- [REQUIRED TASK]: Select the lines below containing the word "marker".

● ● ● ●

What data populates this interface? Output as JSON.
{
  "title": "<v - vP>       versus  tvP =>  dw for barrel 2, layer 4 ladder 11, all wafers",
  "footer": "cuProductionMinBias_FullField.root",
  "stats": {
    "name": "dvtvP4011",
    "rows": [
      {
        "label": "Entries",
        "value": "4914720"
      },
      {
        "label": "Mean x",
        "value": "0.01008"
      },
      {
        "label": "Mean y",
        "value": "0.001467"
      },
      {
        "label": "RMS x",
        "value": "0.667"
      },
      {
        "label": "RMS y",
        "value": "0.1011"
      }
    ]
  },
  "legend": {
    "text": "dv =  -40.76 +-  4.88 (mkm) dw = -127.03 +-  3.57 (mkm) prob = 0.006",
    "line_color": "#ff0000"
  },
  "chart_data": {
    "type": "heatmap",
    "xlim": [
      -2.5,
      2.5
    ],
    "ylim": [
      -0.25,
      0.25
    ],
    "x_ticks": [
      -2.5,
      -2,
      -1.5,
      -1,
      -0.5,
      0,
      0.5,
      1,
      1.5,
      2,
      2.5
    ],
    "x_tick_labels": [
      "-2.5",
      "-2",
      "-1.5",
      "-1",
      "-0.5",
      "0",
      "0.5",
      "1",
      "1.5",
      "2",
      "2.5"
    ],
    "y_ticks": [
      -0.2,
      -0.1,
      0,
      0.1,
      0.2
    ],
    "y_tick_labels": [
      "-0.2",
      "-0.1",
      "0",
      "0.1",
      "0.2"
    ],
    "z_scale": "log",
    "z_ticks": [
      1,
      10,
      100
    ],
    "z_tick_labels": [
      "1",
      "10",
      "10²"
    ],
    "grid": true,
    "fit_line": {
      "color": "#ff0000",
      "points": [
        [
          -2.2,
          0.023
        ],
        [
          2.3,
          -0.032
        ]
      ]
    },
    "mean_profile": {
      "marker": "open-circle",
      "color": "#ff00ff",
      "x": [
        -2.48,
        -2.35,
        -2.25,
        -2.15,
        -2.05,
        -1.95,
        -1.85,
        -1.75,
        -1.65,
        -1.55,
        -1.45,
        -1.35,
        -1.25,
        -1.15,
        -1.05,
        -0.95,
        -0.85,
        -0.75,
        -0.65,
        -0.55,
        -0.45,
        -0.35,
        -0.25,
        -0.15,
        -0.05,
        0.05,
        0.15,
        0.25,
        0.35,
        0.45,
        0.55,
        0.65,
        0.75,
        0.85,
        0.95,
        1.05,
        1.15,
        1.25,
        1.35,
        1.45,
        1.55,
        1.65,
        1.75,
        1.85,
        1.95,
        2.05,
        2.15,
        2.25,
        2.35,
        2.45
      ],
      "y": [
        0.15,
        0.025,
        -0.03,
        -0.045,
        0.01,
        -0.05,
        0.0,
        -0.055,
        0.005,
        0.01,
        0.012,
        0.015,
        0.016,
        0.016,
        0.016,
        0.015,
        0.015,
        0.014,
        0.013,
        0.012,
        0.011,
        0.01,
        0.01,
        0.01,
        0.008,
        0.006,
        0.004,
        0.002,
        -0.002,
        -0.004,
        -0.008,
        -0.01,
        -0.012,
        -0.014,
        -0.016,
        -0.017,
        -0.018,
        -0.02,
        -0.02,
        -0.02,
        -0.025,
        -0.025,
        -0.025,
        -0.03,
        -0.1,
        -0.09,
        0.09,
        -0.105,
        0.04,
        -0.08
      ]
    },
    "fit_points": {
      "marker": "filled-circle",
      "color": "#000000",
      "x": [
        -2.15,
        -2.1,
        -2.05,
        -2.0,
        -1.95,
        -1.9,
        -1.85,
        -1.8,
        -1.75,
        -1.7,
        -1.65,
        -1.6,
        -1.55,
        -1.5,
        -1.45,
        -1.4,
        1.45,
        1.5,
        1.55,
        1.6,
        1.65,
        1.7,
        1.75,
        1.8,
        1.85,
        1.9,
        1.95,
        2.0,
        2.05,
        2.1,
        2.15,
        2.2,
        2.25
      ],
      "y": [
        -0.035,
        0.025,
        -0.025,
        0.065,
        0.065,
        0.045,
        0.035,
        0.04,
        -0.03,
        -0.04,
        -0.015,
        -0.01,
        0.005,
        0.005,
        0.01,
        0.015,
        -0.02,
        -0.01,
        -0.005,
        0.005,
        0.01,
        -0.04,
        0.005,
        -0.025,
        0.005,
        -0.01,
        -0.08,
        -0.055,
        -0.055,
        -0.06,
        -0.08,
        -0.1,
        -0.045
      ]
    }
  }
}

● ● ● ●

- [REPLY TO THE TASK]:
      "marker": "open-circle",
      "marker": "filled-circle",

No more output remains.